§ **What is expected**:
Reproduce every entry that follows word for word, but omit the images.

Part of a data file
= = =

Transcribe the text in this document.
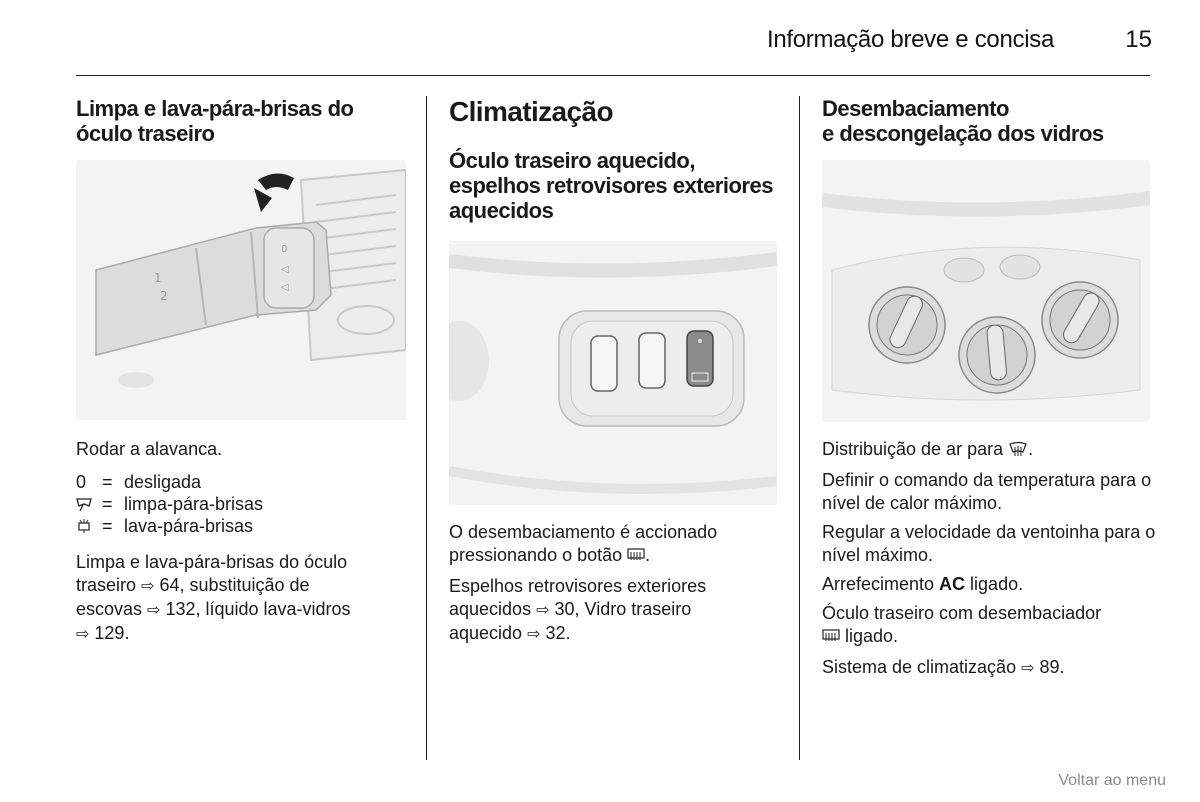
Informação breve e concisa	15
Limpa e lava-pára-brisas do óculo traseiro
0
◁
◁
1
2

Rodar a alavanca.

0 = desligada
= limpa-pára-brisas
= lava-pára-brisas

Limpa e lava-pára-brisas do óculo
traseiro ⇨ 64, substituição de
escovas ⇨ 132, líquido lava-vidros
⇨ 129.

Climatização
Óculo traseiro aquecido, espelhos retrovisores exteriores aquecidos

O desembaciamento é accionado
pressionando o botão .

Espelhos retrovisores exteriores
aquecidos ⇨ 30, Vidro traseiro
aquecido ⇨ 32.

Desembaciamento
e descongelação dos vidros

Distribuição de ar para .

Definir o comando da temperatura para o nível de calor máximo.

Regular a velocidade da ventoinha para o nível máximo.

Arrefecimento AC ligado.

Óculo traseiro com desembaciador
ligado.

Sistema de climatização ⇨ 89.

Voltar ao menu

= = =

§ **The answer**:
Transcribe the text in this document.
Informação breve e concisa	15
Limpa e lava-pára-brisas do óculo traseiro
0
◁
◁
1
2

Rodar a alavanca.

0 = desligada
= limpa-pára-brisas
= lava-pára-brisas

Limpa e lava-pára-brisas do óculo
traseiro ⇨ 64, substituição de
escovas ⇨ 132, líquido lava-vidros
⇨ 129.

Climatização
Óculo traseiro aquecido, espelhos retrovisores exteriores aquecidos

O desembaciamento é accionado
pressionando o botão .

Espelhos retrovisores exteriores
aquecidos ⇨ 30, Vidro traseiro
aquecido ⇨ 32.

Desembaciamento
e descongelação dos vidros

Distribuição de ar para .

Definir o comando da temperatura para o nível de calor máximo.

Regular a velocidade da ventoinha para o nível máximo.

Arrefecimento AC ligado.

Óculo traseiro com desembaciador
ligado.

Sistema de climatização ⇨ 89.

Voltar ao menu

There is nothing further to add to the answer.